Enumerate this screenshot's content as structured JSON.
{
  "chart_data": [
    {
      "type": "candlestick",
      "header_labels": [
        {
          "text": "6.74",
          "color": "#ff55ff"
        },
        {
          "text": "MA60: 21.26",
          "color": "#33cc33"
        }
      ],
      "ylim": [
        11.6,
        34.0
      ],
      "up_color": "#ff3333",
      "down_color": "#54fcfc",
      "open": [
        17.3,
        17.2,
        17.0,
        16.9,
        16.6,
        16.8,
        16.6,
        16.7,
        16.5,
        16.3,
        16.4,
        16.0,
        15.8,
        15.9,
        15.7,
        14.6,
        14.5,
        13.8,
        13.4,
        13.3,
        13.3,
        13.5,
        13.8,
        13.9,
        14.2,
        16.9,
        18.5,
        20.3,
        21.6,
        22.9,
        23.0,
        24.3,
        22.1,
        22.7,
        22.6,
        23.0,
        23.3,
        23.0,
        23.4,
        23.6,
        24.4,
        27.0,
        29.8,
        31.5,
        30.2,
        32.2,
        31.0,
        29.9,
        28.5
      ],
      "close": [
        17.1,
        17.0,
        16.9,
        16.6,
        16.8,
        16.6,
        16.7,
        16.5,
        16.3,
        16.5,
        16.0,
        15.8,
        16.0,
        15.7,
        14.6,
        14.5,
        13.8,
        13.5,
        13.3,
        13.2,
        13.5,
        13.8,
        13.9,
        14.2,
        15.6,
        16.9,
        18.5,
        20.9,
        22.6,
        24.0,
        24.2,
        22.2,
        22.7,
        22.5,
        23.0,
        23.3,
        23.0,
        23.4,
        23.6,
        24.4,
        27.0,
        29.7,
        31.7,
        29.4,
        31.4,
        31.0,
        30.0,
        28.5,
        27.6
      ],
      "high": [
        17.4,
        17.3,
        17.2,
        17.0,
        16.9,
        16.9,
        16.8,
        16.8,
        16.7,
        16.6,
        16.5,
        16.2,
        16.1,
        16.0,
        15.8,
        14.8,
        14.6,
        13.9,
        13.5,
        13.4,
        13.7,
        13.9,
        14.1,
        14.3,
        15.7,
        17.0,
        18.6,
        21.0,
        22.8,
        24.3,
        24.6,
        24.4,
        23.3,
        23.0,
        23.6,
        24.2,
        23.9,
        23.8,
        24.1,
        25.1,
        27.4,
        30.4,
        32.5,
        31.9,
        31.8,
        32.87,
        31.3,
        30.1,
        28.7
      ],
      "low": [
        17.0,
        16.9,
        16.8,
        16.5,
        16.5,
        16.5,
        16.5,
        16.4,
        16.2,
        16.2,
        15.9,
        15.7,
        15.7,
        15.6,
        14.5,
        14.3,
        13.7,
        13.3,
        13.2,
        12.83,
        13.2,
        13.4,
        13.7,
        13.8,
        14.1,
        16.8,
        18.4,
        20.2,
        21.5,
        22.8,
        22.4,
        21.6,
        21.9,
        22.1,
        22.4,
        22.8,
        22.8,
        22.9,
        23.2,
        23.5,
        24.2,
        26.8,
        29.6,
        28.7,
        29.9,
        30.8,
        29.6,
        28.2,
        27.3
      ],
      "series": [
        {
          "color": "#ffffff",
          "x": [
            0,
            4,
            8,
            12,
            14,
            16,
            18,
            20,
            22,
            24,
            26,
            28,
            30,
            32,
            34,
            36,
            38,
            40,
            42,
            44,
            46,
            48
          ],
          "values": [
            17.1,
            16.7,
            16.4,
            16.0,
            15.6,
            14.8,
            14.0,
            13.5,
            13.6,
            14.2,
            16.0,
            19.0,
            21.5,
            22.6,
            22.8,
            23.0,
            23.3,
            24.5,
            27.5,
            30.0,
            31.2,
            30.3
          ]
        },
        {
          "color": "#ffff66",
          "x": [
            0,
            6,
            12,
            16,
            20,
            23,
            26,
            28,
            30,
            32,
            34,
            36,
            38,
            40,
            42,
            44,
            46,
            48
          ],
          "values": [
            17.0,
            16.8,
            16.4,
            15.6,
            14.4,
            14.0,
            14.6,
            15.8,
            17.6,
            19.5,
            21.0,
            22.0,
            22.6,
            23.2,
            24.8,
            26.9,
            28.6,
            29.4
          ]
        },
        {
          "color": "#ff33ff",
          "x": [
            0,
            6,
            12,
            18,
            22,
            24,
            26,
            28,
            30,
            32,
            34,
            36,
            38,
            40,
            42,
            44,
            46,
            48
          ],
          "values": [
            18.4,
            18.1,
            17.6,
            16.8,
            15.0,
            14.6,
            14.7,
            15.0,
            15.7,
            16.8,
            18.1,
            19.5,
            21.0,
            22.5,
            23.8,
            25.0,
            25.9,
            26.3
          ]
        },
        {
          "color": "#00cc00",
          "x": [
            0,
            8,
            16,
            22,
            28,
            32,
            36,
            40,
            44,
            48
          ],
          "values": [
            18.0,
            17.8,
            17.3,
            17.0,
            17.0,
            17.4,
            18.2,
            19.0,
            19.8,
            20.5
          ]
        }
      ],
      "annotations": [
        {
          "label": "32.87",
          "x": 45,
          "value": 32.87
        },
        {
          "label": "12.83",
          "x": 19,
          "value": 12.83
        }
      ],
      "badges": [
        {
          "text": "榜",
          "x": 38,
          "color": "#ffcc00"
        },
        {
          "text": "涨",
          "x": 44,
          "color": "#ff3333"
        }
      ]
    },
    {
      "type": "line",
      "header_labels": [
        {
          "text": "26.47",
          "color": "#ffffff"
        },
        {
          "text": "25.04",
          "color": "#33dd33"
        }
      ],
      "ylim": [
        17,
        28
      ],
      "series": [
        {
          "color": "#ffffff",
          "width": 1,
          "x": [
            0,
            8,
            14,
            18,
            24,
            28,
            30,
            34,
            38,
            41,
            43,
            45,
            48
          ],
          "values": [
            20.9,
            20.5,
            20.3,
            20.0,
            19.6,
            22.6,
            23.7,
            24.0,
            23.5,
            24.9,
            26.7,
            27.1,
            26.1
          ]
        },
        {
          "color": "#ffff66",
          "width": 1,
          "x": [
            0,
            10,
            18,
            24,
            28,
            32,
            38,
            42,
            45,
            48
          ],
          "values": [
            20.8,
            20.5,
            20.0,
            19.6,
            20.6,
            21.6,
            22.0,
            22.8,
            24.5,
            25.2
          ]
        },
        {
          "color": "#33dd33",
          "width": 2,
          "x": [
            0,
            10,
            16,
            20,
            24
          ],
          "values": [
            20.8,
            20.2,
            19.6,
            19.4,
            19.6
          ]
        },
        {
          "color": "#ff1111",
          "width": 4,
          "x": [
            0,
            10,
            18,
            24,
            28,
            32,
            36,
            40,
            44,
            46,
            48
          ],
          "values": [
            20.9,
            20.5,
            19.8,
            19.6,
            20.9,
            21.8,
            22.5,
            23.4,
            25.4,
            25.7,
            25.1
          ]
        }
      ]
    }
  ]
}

+ + + + +

## What needs to be done
Copy the material above verbatim.

## Response to this exercise
Enumerate this screenshot's content as structured JSON.
{
  "chart_data": [
    {
      "type": "candlestick",
      "header_labels": [
        {
          "text": "6.74",
          "color": "#ff55ff"
        },
        {
          "text": "MA60: 21.26",
          "color": "#33cc33"
        }
      ],
      "ylim": [
        11.6,
        34.0
      ],
      "up_color": "#ff3333",
      "down_color": "#54fcfc",
      "open": [
        17.3,
        17.2,
        17.0,
        16.9,
        16.6,
        16.8,
        16.6,
        16.7,
        16.5,
        16.3,
        16.4,
        16.0,
        15.8,
        15.9,
        15.7,
        14.6,
        14.5,
        13.8,
        13.4,
        13.3,
        13.3,
        13.5,
        13.8,
        13.9,
        14.2,
        16.9,
        18.5,
        20.3,
        21.6,
        22.9,
        23.0,
        24.3,
        22.1,
        22.7,
        22.6,
        23.0,
        23.3,
        23.0,
        23.4,
        23.6,
        24.4,
        27.0,
        29.8,
        31.5,
        30.2,
        32.2,
        31.0,
        29.9,
        28.5
      ],
      "close": [
        17.1,
        17.0,
        16.9,
        16.6,
        16.8,
        16.6,
        16.7,
        16.5,
        16.3,
        16.5,
        16.0,
        15.8,
        16.0,
        15.7,
        14.6,
        14.5,
        13.8,
        13.5,
        13.3,
        13.2,
        13.5,
        13.8,
        13.9,
        14.2,
        15.6,
        16.9,
        18.5,
        20.9,
        22.6,
        24.0,
        24.2,
        22.2,
        22.7,
        22.5,
        23.0,
        23.3,
        23.0,
        23.4,
        23.6,
        24.4,
        27.0,
        29.7,
        31.7,
        29.4,
        31.4,
        31.0,
        30.0,
        28.5,
        27.6
      ],
      "high": [
        17.4,
        17.3,
        17.2,
        17.0,
        16.9,
        16.9,
        16.8,
        16.8,
        16.7,
        16.6,
        16.5,
        16.2,
        16.1,
        16.0,
        15.8,
        14.8,
        14.6,
        13.9,
        13.5,
        13.4,
        13.7,
        13.9,
        14.1,
        14.3,
        15.7,
        17.0,
        18.6,
        21.0,
        22.8,
        24.3,
        24.6,
        24.4,
        23.3,
        23.0,
        23.6,
        24.2,
        23.9,
        23.8,
        24.1,
        25.1,
        27.4,
        30.4,
        32.5,
        31.9,
        31.8,
        32.87,
        31.3,
        30.1,
        28.7
      ],
      "low": [
        17.0,
        16.9,
        16.8,
        16.5,
        16.5,
        16.5,
        16.5,
        16.4,
        16.2,
        16.2,
        15.9,
        15.7,
        15.7,
        15.6,
        14.5,
        14.3,
        13.7,
        13.3,
        13.2,
        12.83,
        13.2,
        13.4,
        13.7,
        13.8,
        14.1,
        16.8,
        18.4,
        20.2,
        21.5,
        22.8,
        22.4,
        21.6,
        21.9,
        22.1,
        22.4,
        22.8,
        22.8,
        22.9,
        23.2,
        23.5,
        24.2,
        26.8,
        29.6,
        28.7,
        29.9,
        30.8,
        29.6,
        28.2,
        27.3
      ],
      "series": [
        {
          "color": "#ffffff",
          "x": [
            0,
            4,
            8,
            12,
            14,
            16,
            18,
            20,
            22,
            24,
            26,
            28,
            30,
            32,
            34,
            36,
            38,
            40,
            42,
            44,
            46,
            48
          ],
          "values": [
            17.1,
            16.7,
            16.4,
            16.0,
            15.6,
            14.8,
            14.0,
            13.5,
            13.6,
            14.2,
            16.0,
            19.0,
            21.5,
            22.6,
            22.8,
            23.0,
            23.3,
            24.5,
            27.5,
            30.0,
            31.2,
            30.3
          ]
        },
        {
          "color": "#ffff66",
          "x": [
            0,
            6,
            12,
            16,
            20,
            23,
            26,
            28,
            30,
            32,
            34,
            36,
            38,
            40,
            42,
            44,
            46,
            48
          ],
          "values": [
            17.0,
            16.8,
            16.4,
            15.6,
            14.4,
            14.0,
            14.6,
            15.8,
            17.6,
            19.5,
            21.0,
            22.0,
            22.6,
            23.2,
            24.8,
            26.9,
            28.6,
            29.4
          ]
        },
        {
          "color": "#ff33ff",
          "x": [
            0,
            6,
            12,
            18,
            22,
            24,
            26,
            28,
            30,
            32,
            34,
            36,
            38,
            40,
            42,
            44,
            46,
            48
          ],
          "values": [
            18.4,
            18.1,
            17.6,
            16.8,
            15.0,
            14.6,
            14.7,
            15.0,
            15.7,
            16.8,
            18.1,
            19.5,
            21.0,
            22.5,
            23.8,
            25.0,
            25.9,
            26.3
          ]
        },
        {
          "color": "#00cc00",
          "x": [
            0,
            8,
            16,
            22,
            28,
            32,
            36,
            40,
            44,
            48
          ],
          "values": [
            18.0,
            17.8,
            17.3,
            17.0,
            17.0,
            17.4,
            18.2,
            19.0,
            19.8,
            20.5
          ]
        }
      ],
      "annotations": [
        {
          "label": "32.87",
          "x": 45,
          "value": 32.87
        },
        {
          "label": "12.83",
          "x": 19,
          "value": 12.83
        }
      ],
      "badges": [
        {
          "text": "榜",
          "x": 38,
          "color": "#ffcc00"
        },
        {
          "text": "涨",
          "x": 44,
          "color": "#ff3333"
        }
      ]
    },
    {
      "type": "line",
      "header_labels": [
        {
          "text": "26.47",
          "color": "#ffffff"
        },
        {
          "text": "25.04",
          "color": "#33dd33"
        }
      ],
      "ylim": [
        17,
        28
      ],
      "series": [
        {
          "color": "#ffffff",
          "width": 1,
          "x": [
            0,
            8,
            14,
            18,
            24,
            28,
            30,
            34,
            38,
            41,
            43,
            45,
            48
          ],
          "values": [
            20.9,
            20.5,
            20.3,
            20.0,
            19.6,
            22.6,
            23.7,
            24.0,
            23.5,
            24.9,
            26.7,
            27.1,
            26.1
          ]
        },
        {
          "color": "#ffff66",
          "width": 1,
          "x": [
            0,
            10,
            18,
            24,
            28,
            32,
            38,
            42,
            45,
            48
          ],
          "values": [
            20.8,
            20.5,
            20.0,
            19.6,
            20.6,
            21.6,
            22.0,
            22.8,
            24.5,
            25.2
          ]
        },
        {
          "color": "#33dd33",
          "width": 2,
          "x": [
            0,
            10,
            16,
            20,
            24
          ],
          "values": [
            20.8,
            20.2,
            19.6,
            19.4,
            19.6
          ]
        },
        {
          "color": "#ff1111",
          "width": 4,
          "x": [
            0,
            10,
            18,
            24,
            28,
            32,
            36,
            40,
            44,
            46,
            48
          ],
          "values": [
            20.9,
            20.5,
            19.8,
            19.6,
            20.9,
            21.8,
            22.5,
            23.4,
            25.4,
            25.7,
            25.1
          ]
        }
      ]
    }
  ]
}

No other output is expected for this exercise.